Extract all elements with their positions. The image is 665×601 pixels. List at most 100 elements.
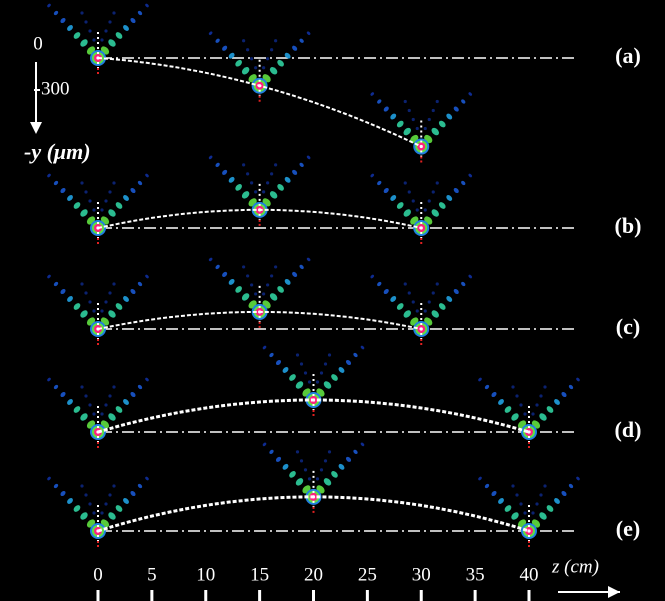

* * *

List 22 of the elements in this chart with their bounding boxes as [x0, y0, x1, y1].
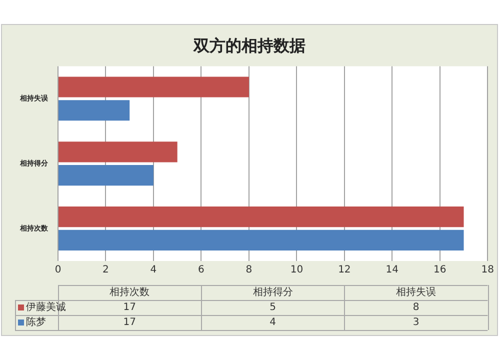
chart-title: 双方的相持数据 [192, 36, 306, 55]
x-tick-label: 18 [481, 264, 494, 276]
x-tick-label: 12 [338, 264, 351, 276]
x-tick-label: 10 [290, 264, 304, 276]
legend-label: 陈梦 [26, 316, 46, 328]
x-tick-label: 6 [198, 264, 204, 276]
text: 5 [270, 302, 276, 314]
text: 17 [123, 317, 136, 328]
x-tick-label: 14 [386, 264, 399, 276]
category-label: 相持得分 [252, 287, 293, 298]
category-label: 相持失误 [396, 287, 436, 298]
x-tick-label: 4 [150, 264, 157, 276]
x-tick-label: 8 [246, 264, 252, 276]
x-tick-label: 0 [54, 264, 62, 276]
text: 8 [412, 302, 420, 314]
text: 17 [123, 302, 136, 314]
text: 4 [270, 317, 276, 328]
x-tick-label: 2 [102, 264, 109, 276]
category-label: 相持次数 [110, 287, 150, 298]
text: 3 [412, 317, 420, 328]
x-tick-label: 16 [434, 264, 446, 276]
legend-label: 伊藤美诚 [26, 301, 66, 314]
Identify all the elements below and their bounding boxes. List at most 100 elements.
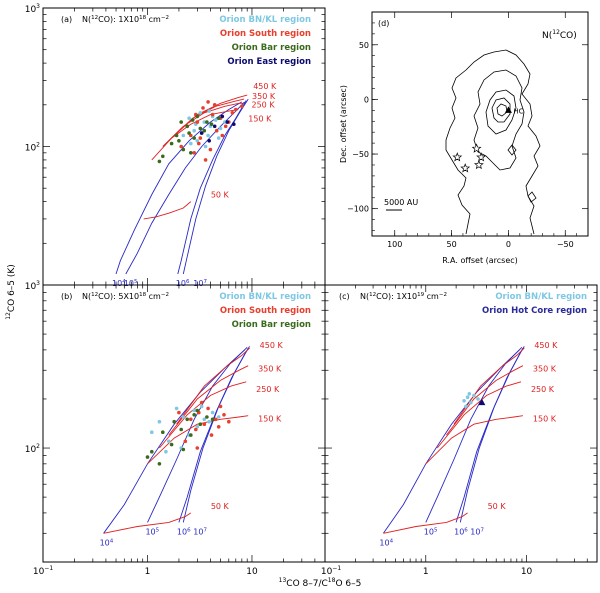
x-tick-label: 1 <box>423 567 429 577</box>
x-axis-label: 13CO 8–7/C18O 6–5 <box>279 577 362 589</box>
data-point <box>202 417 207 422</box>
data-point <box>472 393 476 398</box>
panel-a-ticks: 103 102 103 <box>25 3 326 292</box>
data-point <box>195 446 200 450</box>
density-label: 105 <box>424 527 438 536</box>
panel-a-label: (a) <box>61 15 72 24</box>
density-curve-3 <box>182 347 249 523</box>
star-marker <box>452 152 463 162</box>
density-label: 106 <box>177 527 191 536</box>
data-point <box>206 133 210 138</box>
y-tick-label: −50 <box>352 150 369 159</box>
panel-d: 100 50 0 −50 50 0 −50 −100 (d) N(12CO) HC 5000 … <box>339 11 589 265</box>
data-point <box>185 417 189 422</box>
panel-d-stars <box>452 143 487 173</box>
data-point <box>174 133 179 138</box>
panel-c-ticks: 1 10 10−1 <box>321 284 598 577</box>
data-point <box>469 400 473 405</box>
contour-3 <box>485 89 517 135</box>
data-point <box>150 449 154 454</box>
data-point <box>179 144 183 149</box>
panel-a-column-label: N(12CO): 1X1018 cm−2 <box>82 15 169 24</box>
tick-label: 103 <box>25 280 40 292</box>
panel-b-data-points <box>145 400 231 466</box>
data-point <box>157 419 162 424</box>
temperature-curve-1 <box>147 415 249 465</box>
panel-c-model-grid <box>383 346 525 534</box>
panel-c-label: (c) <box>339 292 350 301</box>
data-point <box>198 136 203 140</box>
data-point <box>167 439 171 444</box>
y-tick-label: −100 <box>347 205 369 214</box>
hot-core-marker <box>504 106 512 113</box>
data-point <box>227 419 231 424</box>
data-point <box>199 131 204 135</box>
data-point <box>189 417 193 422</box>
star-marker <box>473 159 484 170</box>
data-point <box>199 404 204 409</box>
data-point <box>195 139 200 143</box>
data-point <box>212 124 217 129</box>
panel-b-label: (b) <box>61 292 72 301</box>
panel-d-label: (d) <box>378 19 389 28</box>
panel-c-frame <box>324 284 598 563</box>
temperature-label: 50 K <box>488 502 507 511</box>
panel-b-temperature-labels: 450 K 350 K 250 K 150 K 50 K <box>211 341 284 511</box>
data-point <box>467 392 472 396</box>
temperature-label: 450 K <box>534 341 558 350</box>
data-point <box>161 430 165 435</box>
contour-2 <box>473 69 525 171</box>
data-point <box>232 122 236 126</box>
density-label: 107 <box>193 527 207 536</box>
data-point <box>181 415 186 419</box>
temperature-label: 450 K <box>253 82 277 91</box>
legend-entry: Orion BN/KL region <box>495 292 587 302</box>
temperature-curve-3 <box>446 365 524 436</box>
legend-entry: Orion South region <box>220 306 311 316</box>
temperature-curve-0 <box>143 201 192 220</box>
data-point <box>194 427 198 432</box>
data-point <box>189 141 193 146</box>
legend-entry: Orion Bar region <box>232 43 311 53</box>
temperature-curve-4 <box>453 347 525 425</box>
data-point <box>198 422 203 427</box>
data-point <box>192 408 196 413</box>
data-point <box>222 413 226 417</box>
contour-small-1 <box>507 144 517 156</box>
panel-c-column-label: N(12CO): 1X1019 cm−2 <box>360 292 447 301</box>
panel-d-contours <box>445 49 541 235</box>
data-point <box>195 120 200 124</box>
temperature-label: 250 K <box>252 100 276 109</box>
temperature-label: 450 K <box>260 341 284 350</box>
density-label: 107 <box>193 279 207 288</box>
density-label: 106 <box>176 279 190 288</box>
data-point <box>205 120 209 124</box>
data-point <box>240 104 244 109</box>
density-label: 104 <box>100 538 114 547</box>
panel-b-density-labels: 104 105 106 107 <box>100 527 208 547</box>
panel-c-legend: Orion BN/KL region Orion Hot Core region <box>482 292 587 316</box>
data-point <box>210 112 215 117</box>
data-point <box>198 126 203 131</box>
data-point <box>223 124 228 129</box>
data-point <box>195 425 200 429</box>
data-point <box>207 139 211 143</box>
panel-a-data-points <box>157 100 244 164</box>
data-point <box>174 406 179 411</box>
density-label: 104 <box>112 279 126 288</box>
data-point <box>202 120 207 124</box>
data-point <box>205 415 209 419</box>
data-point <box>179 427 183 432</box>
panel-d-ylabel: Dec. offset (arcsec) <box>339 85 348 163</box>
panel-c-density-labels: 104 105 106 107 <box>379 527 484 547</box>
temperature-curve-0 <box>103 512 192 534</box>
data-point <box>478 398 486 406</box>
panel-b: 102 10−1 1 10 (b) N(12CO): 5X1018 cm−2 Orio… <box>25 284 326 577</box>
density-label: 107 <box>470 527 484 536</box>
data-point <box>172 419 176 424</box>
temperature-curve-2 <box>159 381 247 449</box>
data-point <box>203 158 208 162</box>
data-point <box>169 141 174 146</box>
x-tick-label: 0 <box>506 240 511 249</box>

● **What you are asked to do**
Please reproduce the rows from the line containing "List 22 of the" through the line containing "legend-label: 伊藤美诚 [26, 301, 66, 314]", both included, leaving the pictures out.

● **Solution to this task**
List 22 of the elements in this chart with their bounding boxes as [x0, y0, x1, y1].
chart-title: 双方的相持数据 [192, 36, 306, 55]
x-tick-label: 18 [481, 264, 494, 276]
x-tick-label: 12 [338, 264, 351, 276]
x-tick-label: 10 [290, 264, 304, 276]
legend-label: 陈梦 [26, 316, 46, 328]
x-tick-label: 6 [198, 264, 204, 276]
text: 5 [270, 302, 276, 314]
text: 17 [123, 317, 136, 328]
x-tick-label: 14 [386, 264, 399, 276]
category-label: 相持得分 [252, 287, 293, 298]
category-label: 相持失误 [396, 287, 436, 298]
x-tick-label: 4 [150, 264, 157, 276]
x-tick-label: 8 [246, 264, 252, 276]
x-tick-label: 0 [54, 264, 62, 276]
text: 8 [412, 302, 420, 314]
text: 17 [123, 302, 136, 314]
text: 4 [270, 317, 276, 328]
x-tick-label: 2 [102, 264, 109, 276]
category-label: 相持次数 [110, 287, 150, 298]
text: 3 [412, 317, 420, 328]
x-tick-label: 16 [434, 264, 446, 276]
legend-label: 伊藤美诚 [26, 301, 66, 314]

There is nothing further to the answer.